• TEXT SEGMENT:
────────

GENERAL TERMS AND CONDITIONS

1. General
Nobscot BV, with registered office at 8780 Oostrozebeke, Stationsstraat 127, registered in the Crossroads Bank of Enterprises under the number 0837.463.158, RLP Ghent, subsection Kortrijk, ("Nobscot"), specialises in providing services in the area of savings campaigns and the distribution/sale of cookware of various brands, including "Beka". Unless otherwise agreed by the parties, these General Terms and Conditions shall apply to any offer, quotation and order confirmation of, and any agreement between, Nobscot with respect to/and its Customer ("Customer"). 
By placing an order, the Customer agrees to the content and applicability of these general terms and conditions and the language in which they are drawn up, acknowledges having read them, and expressly waives the application of its own general terms and conditions. 
In the event of any conflict between (and any provision of) these terms and conditions and (any provision in) a written agreement concluded between Nobscot and the Customer, this written agreement shall prevail.

────────

• EXERCISE INPUT:

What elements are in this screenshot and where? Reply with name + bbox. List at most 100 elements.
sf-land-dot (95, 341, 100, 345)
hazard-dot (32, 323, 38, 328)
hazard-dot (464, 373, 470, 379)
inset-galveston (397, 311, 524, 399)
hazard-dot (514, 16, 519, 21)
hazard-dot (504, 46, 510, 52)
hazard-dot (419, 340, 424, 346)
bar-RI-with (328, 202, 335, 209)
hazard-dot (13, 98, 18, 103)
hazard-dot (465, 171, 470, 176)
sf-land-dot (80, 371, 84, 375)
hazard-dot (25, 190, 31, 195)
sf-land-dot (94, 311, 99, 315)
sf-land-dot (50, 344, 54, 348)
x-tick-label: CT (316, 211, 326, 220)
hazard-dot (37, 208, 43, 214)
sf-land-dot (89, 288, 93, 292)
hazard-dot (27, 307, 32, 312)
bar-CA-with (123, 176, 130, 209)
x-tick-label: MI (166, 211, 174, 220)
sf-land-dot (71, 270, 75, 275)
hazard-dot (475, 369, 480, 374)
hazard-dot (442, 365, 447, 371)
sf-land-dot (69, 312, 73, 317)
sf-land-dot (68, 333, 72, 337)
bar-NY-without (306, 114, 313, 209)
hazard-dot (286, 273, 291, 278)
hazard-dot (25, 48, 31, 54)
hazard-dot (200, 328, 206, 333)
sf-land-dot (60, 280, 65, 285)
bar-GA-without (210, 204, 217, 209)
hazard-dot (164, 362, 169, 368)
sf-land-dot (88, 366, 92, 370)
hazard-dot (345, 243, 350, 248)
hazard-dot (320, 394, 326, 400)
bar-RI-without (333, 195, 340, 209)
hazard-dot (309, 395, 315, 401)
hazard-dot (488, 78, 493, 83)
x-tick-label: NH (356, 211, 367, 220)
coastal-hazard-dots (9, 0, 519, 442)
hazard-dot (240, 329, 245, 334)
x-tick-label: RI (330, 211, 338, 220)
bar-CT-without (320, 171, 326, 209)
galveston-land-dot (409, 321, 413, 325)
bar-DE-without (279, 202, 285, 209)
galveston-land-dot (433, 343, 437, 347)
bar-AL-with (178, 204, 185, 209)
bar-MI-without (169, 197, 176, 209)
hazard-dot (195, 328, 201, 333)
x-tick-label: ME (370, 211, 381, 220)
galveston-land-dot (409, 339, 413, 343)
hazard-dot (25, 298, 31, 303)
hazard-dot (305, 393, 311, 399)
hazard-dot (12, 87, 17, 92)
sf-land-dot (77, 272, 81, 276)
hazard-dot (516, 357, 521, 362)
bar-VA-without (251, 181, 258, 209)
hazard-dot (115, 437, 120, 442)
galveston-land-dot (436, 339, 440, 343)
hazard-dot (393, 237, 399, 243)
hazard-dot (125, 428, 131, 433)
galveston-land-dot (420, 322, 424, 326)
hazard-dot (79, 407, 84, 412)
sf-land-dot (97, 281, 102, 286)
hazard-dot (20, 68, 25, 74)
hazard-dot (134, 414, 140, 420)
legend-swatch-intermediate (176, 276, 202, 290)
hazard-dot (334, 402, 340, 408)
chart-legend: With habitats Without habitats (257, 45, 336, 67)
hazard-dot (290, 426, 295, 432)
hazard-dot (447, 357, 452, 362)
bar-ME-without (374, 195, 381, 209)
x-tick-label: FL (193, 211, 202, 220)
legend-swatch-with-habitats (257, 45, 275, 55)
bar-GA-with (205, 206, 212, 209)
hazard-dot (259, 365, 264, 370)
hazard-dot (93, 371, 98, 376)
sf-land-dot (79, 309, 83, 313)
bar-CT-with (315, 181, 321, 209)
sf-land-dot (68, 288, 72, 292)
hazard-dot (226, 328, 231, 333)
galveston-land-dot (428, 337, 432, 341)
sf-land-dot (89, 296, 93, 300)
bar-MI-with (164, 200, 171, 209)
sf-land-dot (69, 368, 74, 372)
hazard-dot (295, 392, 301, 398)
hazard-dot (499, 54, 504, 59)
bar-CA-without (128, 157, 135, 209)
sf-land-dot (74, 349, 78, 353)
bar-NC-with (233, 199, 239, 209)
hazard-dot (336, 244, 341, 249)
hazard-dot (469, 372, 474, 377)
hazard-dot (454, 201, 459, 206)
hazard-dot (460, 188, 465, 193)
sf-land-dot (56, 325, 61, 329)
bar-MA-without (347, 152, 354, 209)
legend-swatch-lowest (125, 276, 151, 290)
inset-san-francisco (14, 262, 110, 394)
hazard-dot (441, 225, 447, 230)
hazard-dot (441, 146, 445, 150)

────────

• OBJECTIVES:
[A] Based on the general terms and conditions, state whether each of the following statements agrees with the text, answering yes or no and quoting the decisive words: (i) Nobscot's registered office is in Oostrozebeke; (ii) where these terms conflict with a written agreement between Nobscot and the Customer, these terms prevail; (iii) by placing an order, the Customer waives the application of its own general terms and conditions.
[B] Set out as a numbered list the lines of the records from the first line through the line holding "hazard-dot (514, 16, 519, 21)", both included, leaving out any blank lines.
The general terms and conditions and the records have no connection to each other.

• RESPONSES BY TASK:
[A]
(i) Yes: "with registered office at 8780 Oostrozebeke, Stationsstraat 127"
(ii) No: "this written agreement shall prevail"
(iii) Yes: "expressly waives the application of its own general terms and conditions"

[B]
1. What elements are in this screenshot and where? Reply with name + bbox. List at most 100 elements.
2. sf-land-dot (95, 341, 100, 345)
3. hazard-dot (32, 323, 38, 328)
4. hazard-dot (464, 373, 470, 379)
5. inset-galveston (397, 311, 524, 399)
6. hazard-dot (514, 16, 519, 21)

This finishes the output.